[Data entries]
** begin **
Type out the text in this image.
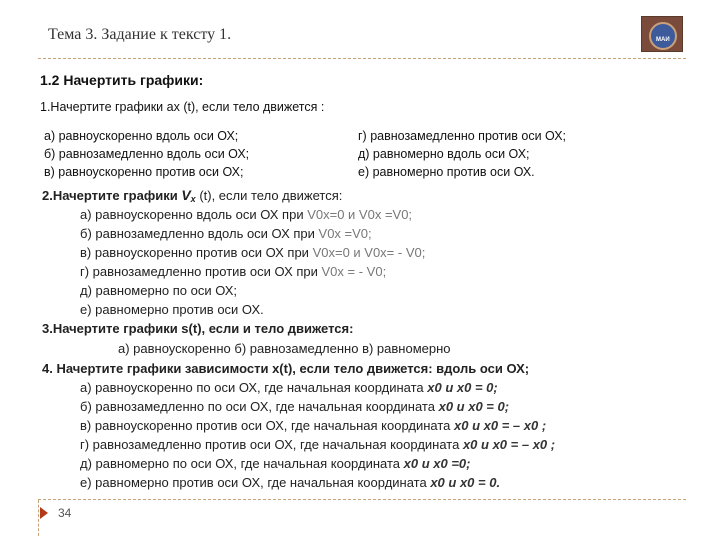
Тема 3. Задание к тексту 1.	МАИ
1.2 Начертить графики:
1.Начертите графики ax (t), если тело движется :
а) равноускоренно вдоль оси ОХ;
б) равнозамедленно вдоль оси ОХ;
в) равноускоренно против оси ОХ;
г) равнозамедленно против оси ОХ;
д) равномерно вдоль оси ОХ;
е) равномерно против оси ОХ.
2.Начертите графики $V_x$ (t), если тело движется:
а) равноускоренно вдоль оси ОХ при V0x=0 и V0x =V0;
б) равнозамедленно вдоль оси ОХ при V0x =V0;
в) равноускоренно против оси ОХ при V0x=0 и V0x= - V0;
г) равнозамедленно против оси ОХ при V0x = - V0;
д) равномерно по оси ОХ;
е) равномерно против оси ОХ.
3.Начертите графики s(t), если и тело движется:
а) равноускоренно б) равнозамедленно в) равномерно
4. Начертите графики зависимости x(t), если тело движется: вдоль оси ОХ;
а) равноускоренно по оси ОХ, где начальная координата x0 и x0 = 0;
б) равнозамедленно по оси ОХ, где начальная координата x0 и x0 = 0;
в) равноускоренно против оси ОХ, где начальная координата x0 и x0 = – x0 ;
г) равнозамедленно против оси ОХ, где начальная координата x0 и x0 = – x0 ;
д) равномерно по оси ОХ, где начальная координата x0 и x0 =0;
е) равномерно против оси ОХ, где начальная координата x0 и x0 = 0.
34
** end **
• **Written problem**
Copy out the listing exactly as it stands, but not the pictures.

• **Exercise answer**
Type out the text in this image.
Тема 3. Задание к тексту 1.	МАИ
1.2 Начертить графики:
1.Начертите графики ax (t), если тело движется :
а) равноускоренно вдоль оси ОХ;
б) равнозамедленно вдоль оси ОХ;
в) равноускоренно против оси ОХ;
г) равнозамедленно против оси ОХ;
д) равномерно вдоль оси ОХ;
е) равномерно против оси ОХ.
2.Начертите графики $V_x$ (t), если тело движется:
а) равноускоренно вдоль оси ОХ при V0x=0 и V0x =V0;
б) равнозамедленно вдоль оси ОХ при V0x =V0;
в) равноускоренно против оси ОХ при V0x=0 и V0x= - V0;
г) равнозамедленно против оси ОХ при V0x = - V0;
д) равномерно по оси ОХ;
е) равномерно против оси ОХ.
3.Начертите графики s(t), если и тело движется:
а) равноускоренно б) равнозамедленно в) равномерно
4. Начертите графики зависимости x(t), если тело движется: вдоль оси ОХ;
а) равноускоренно по оси ОХ, где начальная координата x0 и x0 = 0;
б) равнозамедленно по оси ОХ, где начальная координата x0 и x0 = 0;
в) равноускоренно против оси ОХ, где начальная координата x0 и x0 = – x0 ;
г) равнозамедленно против оси ОХ, где начальная координата x0 и x0 = – x0 ;
д) равномерно по оси ОХ, где начальная координата x0 и x0 =0;
е) равномерно против оси ОХ, где начальная координата x0 и x0 = 0.
34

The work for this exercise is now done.